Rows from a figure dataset
++++++++++

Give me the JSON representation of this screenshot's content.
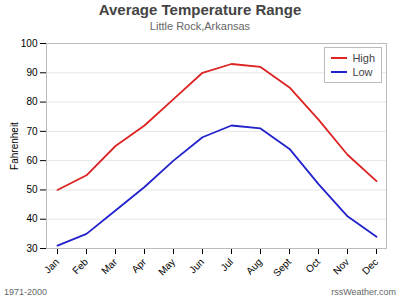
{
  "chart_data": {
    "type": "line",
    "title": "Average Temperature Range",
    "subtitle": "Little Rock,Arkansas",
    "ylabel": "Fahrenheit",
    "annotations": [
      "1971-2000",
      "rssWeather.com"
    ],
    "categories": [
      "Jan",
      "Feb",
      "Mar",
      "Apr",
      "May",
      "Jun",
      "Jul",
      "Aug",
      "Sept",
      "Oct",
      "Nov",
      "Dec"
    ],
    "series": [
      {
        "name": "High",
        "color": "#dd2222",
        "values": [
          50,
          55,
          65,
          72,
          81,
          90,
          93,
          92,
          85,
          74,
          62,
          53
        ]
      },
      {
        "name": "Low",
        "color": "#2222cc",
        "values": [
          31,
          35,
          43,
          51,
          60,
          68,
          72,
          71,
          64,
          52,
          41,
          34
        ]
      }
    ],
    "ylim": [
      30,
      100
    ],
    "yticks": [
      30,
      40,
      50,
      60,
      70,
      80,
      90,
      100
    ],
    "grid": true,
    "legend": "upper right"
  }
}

++++++++++

--- What you should do ---
Transcribe every entry above exactly. Omit all pictures.

--- Right answer ---
Give me the JSON representation of this screenshot's content.
{
  "chart_data": {
    "type": "line",
    "title": "Average Temperature Range",
    "subtitle": "Little Rock,Arkansas",
    "ylabel": "Fahrenheit",
    "annotations": [
      "1971-2000",
      "rssWeather.com"
    ],
    "categories": [
      "Jan",
      "Feb",
      "Mar",
      "Apr",
      "May",
      "Jun",
      "Jul",
      "Aug",
      "Sept",
      "Oct",
      "Nov",
      "Dec"
    ],
    "series": [
      {
        "name": "High",
        "color": "#dd2222",
        "values": [
          50,
          55,
          65,
          72,
          81,
          90,
          93,
          92,
          85,
          74,
          62,
          53
        ]
      },
      {
        "name": "Low",
        "color": "#2222cc",
        "values": [
          31,
          35,
          43,
          51,
          60,
          68,
          72,
          71,
          64,
          52,
          41,
          34
        ]
      }
    ],
    "ylim": [
      30,
      100
    ],
    "yticks": [
      30,
      40,
      50,
      60,
      70,
      80,
      90,
      100
    ],
    "grid": true,
    "legend": "upper right"
  }
}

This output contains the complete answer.